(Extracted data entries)
--
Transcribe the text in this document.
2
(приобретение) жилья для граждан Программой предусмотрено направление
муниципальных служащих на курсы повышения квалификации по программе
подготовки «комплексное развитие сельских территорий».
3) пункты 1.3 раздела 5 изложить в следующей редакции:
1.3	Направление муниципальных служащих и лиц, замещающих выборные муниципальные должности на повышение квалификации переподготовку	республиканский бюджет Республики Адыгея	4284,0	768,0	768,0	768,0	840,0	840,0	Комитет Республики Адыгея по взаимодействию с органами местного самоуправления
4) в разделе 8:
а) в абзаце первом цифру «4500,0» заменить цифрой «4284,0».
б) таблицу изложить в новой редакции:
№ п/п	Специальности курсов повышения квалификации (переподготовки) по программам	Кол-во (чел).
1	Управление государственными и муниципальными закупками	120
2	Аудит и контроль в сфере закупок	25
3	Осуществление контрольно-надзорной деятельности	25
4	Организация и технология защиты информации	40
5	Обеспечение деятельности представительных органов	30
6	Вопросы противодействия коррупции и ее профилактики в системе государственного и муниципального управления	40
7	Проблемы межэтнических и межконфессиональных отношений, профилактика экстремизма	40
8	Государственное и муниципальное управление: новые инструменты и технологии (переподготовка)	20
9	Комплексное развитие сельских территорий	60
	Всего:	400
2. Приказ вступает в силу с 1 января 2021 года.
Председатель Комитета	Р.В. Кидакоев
--
Given instruction =
Write out the entries above once more, without altering anything.

Exercise response =
Transcribe the text in this document.
2
(приобретение) жилья для граждан Программой предусмотрено направление
муниципальных служащих на курсы повышения квалификации по программе
подготовки «комплексное развитие сельских территорий».
3) пункты 1.3 раздела 5 изложить в следующей редакции:
1.3	Направление муниципальных служащих и лиц, замещающих выборные муниципальные должности на повышение квалификации переподготовку	республиканский бюджет Республики Адыгея	4284,0	768,0	768,0	768,0	840,0	840,0	Комитет Республики Адыгея по взаимодействию с органами местного самоуправления
4) в разделе 8:
а) в абзаце первом цифру «4500,0» заменить цифрой «4284,0».
б) таблицу изложить в новой редакции:
№ п/п	Специальности курсов повышения квалификации (переподготовки) по программам	Кол-во (чел).
1	Управление государственными и муниципальными закупками	120
2	Аудит и контроль в сфере закупок	25
3	Осуществление контрольно-надзорной деятельности	25
4	Организация и технология защиты информации	40
5	Обеспечение деятельности представительных органов	30
6	Вопросы противодействия коррупции и ее профилактики в системе государственного и муниципального управления	40
7	Проблемы межэтнических и межконфессиональных отношений, профилактика экстремизма	40
8	Государственное и муниципальное управление: новые инструменты и технологии (переподготовка)	20
9	Комплексное развитие сельских территорий	60
	Всего:	400
2. Приказ вступает в силу с 1 января 2021 года.
Председатель Комитета	Р.В. Кидакоев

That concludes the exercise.